» Items
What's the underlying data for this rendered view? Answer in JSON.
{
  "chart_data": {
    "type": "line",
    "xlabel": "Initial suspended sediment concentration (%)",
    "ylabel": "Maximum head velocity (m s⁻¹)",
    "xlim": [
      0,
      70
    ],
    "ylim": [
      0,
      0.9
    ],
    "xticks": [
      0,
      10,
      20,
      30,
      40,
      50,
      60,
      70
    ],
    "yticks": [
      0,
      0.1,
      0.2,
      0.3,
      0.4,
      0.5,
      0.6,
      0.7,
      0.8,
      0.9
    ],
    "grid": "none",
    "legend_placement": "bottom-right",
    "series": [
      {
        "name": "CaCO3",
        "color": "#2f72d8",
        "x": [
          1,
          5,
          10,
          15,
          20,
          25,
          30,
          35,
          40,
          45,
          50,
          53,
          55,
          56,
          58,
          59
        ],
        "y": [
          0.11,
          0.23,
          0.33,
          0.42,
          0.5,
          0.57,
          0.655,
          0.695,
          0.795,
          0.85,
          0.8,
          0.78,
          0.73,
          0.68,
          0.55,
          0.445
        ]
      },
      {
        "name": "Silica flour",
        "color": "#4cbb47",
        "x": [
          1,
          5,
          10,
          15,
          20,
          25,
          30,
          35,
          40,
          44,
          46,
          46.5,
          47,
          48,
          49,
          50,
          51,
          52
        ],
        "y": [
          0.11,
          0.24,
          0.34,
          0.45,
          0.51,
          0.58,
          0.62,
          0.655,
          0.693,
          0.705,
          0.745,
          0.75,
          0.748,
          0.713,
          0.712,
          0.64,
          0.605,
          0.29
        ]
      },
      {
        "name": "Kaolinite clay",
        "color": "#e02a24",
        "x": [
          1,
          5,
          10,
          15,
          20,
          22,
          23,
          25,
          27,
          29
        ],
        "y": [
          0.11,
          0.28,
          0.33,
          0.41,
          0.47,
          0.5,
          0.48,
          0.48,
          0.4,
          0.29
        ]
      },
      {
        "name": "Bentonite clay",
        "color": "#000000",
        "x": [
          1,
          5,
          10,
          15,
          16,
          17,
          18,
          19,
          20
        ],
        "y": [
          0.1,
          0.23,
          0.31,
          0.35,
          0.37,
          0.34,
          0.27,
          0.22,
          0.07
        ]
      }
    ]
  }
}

» Task statement
Exactly as written, please output every entry.

» Expected answer
What's the underlying data for this rendered view? Answer in JSON.
{
  "chart_data": {
    "type": "line",
    "xlabel": "Initial suspended sediment concentration (%)",
    "ylabel": "Maximum head velocity (m s⁻¹)",
    "xlim": [
      0,
      70
    ],
    "ylim": [
      0,
      0.9
    ],
    "xticks": [
      0,
      10,
      20,
      30,
      40,
      50,
      60,
      70
    ],
    "yticks": [
      0,
      0.1,
      0.2,
      0.3,
      0.4,
      0.5,
      0.6,
      0.7,
      0.8,
      0.9
    ],
    "grid": "none",
    "legend_placement": "bottom-right",
    "series": [
      {
        "name": "CaCO3",
        "color": "#2f72d8",
        "x": [
          1,
          5,
          10,
          15,
          20,
          25,
          30,
          35,
          40,
          45,
          50,
          53,
          55,
          56,
          58,
          59
        ],
        "y": [
          0.11,
          0.23,
          0.33,
          0.42,
          0.5,
          0.57,
          0.655,
          0.695,
          0.795,
          0.85,
          0.8,
          0.78,
          0.73,
          0.68,
          0.55,
          0.445
        ]
      },
      {
        "name": "Silica flour",
        "color": "#4cbb47",
        "x": [
          1,
          5,
          10,
          15,
          20,
          25,
          30,
          35,
          40,
          44,
          46,
          46.5,
          47,
          48,
          49,
          50,
          51,
          52
        ],
        "y": [
          0.11,
          0.24,
          0.34,
          0.45,
          0.51,
          0.58,
          0.62,
          0.655,
          0.693,
          0.705,
          0.745,
          0.75,
          0.748,
          0.713,
          0.712,
          0.64,
          0.605,
          0.29
        ]
      },
      {
        "name": "Kaolinite clay",
        "color": "#e02a24",
        "x": [
          1,
          5,
          10,
          15,
          20,
          22,
          23,
          25,
          27,
          29
        ],
        "y": [
          0.11,
          0.28,
          0.33,
          0.41,
          0.47,
          0.5,
          0.48,
          0.48,
          0.4,
          0.29
        ]
      },
      {
        "name": "Bentonite clay",
        "color": "#000000",
        "x": [
          1,
          5,
          10,
          15,
          16,
          17,
          18,
          19,
          20
        ],
        "y": [
          0.1,
          0.23,
          0.31,
          0.35,
          0.37,
          0.34,
          0.27,
          0.22,
          0.07
        ]
      }
    ]
  }
}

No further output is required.